## PROBLEM DESCRIPTION
Repeat the listing in full, exactly as it stands.
[LISTED ENTRIES start]
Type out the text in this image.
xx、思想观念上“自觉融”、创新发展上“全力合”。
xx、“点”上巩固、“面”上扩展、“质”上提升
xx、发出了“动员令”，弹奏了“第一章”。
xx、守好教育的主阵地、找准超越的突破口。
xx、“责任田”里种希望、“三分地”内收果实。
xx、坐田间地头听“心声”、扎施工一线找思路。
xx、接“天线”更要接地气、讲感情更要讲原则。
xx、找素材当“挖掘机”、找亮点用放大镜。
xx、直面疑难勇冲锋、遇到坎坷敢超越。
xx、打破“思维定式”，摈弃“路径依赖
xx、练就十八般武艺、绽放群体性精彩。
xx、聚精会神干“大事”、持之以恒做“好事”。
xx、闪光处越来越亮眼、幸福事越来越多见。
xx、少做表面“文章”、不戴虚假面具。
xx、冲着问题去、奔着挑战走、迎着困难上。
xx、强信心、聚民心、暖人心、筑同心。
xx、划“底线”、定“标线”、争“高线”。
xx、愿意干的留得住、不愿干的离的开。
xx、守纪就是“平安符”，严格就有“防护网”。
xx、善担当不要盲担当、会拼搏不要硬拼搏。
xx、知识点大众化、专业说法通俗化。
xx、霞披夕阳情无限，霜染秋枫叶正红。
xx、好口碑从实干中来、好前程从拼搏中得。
[LISTED ENTRIES end]
## ANSWER TO THIS TASK
Type out the text in this image.
xx、思想观念上“自觉融”、创新发展上“全力合”。
xx、“点”上巩固、“面”上扩展、“质”上提升
xx、发出了“动员令”，弹奏了“第一章”。
xx、守好教育的主阵地、找准超越的突破口。
xx、“责任田”里种希望、“三分地”内收果实。
xx、坐田间地头听“心声”、扎施工一线找思路。
xx、接“天线”更要接地气、讲感情更要讲原则。
xx、找素材当“挖掘机”、找亮点用放大镜。
xx、直面疑难勇冲锋、遇到坎坷敢超越。
xx、打破“思维定式”，摈弃“路径依赖
xx、练就十八般武艺、绽放群体性精彩。
xx、聚精会神干“大事”、持之以恒做“好事”。
xx、闪光处越来越亮眼、幸福事越来越多见。
xx、少做表面“文章”、不戴虚假面具。
xx、冲着问题去、奔着挑战走、迎着困难上。
xx、强信心、聚民心、暖人心、筑同心。
xx、划“底线”、定“标线”、争“高线”。
xx、愿意干的留得住、不愿干的离的开。
xx、守纪就是“平安符”，严格就有“防护网”。
xx、善担当不要盲担当、会拼搏不要硬拼搏。
xx、知识点大众化、专业说法通俗化。
xx、霞披夕阳情无限，霜染秋枫叶正红。
xx、好口碑从实干中来、好前程从拼搏中得。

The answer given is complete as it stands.